**Task directions**
Copy every line from the material below that holds "اقتصاد".
>> begin
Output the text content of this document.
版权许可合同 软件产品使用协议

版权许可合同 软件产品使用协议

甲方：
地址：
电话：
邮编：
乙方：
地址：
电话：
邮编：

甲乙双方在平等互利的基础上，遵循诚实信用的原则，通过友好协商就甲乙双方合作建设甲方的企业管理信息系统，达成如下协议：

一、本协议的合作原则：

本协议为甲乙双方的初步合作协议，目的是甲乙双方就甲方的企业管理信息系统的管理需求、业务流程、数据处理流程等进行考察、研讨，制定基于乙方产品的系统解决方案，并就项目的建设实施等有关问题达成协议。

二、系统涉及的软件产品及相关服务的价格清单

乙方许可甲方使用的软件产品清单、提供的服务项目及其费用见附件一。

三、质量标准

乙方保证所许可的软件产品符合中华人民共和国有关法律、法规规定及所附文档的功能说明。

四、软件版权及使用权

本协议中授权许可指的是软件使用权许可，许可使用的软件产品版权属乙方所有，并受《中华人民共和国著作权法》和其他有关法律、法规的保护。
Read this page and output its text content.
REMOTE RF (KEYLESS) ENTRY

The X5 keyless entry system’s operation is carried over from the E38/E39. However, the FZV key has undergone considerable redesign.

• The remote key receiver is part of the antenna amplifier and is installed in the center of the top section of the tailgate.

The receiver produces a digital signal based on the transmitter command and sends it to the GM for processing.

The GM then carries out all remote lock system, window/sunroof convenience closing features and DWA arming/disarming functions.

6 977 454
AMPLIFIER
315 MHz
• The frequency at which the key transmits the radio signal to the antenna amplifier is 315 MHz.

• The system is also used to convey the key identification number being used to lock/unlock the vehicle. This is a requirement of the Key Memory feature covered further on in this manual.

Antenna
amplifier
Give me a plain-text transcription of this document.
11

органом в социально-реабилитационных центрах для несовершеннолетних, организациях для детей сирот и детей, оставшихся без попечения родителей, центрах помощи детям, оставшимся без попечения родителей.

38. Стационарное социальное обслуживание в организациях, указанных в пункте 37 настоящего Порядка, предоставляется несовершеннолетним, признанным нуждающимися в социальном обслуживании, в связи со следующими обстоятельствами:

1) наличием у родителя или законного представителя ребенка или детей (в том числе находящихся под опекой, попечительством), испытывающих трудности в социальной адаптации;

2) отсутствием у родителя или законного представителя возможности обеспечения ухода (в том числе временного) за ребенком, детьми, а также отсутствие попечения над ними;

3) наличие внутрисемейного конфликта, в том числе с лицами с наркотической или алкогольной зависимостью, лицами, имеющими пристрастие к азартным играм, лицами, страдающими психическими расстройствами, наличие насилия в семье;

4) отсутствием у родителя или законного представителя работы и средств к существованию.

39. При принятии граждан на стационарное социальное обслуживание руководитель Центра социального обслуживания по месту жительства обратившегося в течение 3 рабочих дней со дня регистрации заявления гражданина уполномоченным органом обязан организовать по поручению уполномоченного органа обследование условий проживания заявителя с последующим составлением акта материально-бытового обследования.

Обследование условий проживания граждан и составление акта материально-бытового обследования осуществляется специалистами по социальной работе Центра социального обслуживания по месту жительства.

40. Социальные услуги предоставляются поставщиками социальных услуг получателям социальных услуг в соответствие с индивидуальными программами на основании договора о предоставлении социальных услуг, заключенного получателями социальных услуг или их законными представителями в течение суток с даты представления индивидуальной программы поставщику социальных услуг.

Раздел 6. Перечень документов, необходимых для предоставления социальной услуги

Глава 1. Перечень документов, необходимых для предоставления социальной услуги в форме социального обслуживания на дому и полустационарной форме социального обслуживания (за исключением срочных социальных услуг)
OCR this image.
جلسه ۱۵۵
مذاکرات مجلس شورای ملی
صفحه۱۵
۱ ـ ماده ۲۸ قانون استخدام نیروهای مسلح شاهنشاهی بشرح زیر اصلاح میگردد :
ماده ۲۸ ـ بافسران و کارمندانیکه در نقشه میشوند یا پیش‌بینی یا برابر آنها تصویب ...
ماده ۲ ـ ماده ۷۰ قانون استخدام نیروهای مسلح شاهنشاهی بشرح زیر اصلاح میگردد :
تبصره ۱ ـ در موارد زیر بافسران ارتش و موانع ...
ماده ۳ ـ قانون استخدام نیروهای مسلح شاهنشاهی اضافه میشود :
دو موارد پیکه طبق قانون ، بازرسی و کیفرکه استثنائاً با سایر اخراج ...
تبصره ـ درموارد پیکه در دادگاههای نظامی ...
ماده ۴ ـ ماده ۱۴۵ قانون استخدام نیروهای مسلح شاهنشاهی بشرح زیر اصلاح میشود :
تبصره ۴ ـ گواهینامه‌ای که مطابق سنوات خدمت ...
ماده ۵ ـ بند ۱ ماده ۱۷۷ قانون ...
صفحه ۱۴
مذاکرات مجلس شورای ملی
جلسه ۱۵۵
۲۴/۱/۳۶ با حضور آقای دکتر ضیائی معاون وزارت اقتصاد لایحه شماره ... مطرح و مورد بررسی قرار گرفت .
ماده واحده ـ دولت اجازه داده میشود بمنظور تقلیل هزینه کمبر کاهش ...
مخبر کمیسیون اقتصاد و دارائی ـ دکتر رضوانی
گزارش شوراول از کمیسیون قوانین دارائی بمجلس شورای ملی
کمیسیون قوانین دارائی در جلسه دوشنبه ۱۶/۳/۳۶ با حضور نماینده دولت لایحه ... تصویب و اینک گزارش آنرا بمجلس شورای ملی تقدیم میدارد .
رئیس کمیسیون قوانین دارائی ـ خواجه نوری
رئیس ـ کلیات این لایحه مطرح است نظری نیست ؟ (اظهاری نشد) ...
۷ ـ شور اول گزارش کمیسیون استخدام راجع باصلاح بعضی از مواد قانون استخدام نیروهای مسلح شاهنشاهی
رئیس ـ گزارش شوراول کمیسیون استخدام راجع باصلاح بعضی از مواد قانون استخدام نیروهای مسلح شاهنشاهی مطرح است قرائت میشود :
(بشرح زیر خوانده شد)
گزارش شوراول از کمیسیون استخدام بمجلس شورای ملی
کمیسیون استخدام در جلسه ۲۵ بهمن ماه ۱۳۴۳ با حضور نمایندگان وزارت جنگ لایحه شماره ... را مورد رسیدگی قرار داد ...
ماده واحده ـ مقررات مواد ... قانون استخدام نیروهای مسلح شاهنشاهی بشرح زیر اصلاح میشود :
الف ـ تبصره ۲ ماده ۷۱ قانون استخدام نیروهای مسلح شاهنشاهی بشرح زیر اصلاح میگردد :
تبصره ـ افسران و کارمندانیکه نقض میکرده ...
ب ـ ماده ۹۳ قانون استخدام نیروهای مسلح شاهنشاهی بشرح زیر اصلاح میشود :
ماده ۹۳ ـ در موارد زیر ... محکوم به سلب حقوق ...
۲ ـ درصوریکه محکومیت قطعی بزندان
>> end
**Completed exercise**
۲۴/۱/۳۶ با حضور آقای دکتر ضیائی معاون وزارت اقتصاد لایحه شماره ... مطرح و مورد بررسی قرار گرفت .
مخبر کمیسیون اقتصاد و دارائی ـ دکتر رضوانی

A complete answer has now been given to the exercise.